*Entries*.

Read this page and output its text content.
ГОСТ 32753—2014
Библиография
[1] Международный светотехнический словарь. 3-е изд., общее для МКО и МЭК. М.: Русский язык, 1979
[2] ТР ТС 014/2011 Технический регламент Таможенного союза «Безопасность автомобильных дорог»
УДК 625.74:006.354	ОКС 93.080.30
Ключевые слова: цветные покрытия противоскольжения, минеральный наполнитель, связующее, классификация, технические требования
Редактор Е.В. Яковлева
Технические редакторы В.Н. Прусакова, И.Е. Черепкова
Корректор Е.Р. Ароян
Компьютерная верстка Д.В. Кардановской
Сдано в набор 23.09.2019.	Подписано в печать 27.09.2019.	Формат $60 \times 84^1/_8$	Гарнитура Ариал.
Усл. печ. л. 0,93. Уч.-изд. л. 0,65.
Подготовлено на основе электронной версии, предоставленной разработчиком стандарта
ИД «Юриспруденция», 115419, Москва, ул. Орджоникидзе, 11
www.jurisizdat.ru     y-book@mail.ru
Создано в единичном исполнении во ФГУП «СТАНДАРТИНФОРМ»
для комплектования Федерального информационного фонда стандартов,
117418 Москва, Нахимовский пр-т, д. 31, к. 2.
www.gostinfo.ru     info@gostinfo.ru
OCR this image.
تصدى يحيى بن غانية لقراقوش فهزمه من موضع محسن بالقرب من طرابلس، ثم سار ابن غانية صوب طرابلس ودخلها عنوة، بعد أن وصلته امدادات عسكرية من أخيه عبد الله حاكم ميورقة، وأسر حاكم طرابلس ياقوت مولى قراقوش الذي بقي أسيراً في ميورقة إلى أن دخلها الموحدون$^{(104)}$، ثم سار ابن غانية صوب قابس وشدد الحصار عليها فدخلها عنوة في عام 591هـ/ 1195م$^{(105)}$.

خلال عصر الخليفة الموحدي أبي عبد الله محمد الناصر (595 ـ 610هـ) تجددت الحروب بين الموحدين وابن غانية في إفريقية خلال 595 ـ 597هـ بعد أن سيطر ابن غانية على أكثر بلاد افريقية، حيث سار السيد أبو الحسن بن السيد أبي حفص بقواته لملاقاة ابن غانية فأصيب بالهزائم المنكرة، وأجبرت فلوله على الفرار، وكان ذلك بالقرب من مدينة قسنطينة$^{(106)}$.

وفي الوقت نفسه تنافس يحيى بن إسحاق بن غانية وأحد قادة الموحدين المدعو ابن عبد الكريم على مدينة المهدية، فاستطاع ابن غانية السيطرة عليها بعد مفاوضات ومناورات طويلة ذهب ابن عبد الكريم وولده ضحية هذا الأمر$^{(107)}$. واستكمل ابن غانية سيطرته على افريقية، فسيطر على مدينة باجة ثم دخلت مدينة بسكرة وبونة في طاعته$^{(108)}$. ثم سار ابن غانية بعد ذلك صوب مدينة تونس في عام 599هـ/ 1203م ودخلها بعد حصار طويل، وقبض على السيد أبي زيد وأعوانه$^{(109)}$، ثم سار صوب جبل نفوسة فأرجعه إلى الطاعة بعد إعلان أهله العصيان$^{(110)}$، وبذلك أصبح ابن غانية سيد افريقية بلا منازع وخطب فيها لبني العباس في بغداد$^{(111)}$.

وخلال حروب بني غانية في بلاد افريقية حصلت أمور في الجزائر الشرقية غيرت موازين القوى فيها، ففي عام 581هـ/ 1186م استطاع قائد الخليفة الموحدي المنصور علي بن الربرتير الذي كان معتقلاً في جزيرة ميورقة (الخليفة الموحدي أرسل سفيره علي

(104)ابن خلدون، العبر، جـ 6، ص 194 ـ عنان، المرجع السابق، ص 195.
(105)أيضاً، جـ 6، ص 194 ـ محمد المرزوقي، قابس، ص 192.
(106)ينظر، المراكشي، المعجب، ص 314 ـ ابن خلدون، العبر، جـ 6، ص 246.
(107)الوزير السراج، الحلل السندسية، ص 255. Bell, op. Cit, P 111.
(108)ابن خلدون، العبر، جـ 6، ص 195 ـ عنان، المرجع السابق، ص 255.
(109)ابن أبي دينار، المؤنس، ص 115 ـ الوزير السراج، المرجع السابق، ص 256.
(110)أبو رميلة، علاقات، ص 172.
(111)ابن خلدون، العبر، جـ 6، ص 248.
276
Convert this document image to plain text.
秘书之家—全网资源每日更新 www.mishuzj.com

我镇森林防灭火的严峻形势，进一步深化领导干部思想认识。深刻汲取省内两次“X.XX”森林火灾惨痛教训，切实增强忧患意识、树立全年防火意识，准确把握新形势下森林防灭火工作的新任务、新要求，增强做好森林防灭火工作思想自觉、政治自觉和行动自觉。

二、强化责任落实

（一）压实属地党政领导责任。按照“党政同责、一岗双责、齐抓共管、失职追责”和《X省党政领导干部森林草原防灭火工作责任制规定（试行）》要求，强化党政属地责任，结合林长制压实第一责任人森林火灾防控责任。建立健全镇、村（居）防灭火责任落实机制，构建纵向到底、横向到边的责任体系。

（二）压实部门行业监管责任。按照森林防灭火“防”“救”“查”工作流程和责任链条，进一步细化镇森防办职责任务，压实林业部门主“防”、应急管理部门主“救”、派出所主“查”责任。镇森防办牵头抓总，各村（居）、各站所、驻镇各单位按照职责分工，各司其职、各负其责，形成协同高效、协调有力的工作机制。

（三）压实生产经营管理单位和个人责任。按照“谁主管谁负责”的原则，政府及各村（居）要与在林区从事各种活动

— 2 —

*Written task*. Using the listing above, return all lines where the word "السابق" occurs.

*Full answer*.
(104)ابن خلدون، العبر، جـ 6، ص 194 ـ عنان، المرجع السابق، ص 195.
(108)ابن خلدون، العبر، جـ 6، ص 195 ـ عنان، المرجع السابق، ص 255.
(109)ابن أبي دينار، المؤنس، ص 115 ـ الوزير السراج، المرجع السابق، ص 256.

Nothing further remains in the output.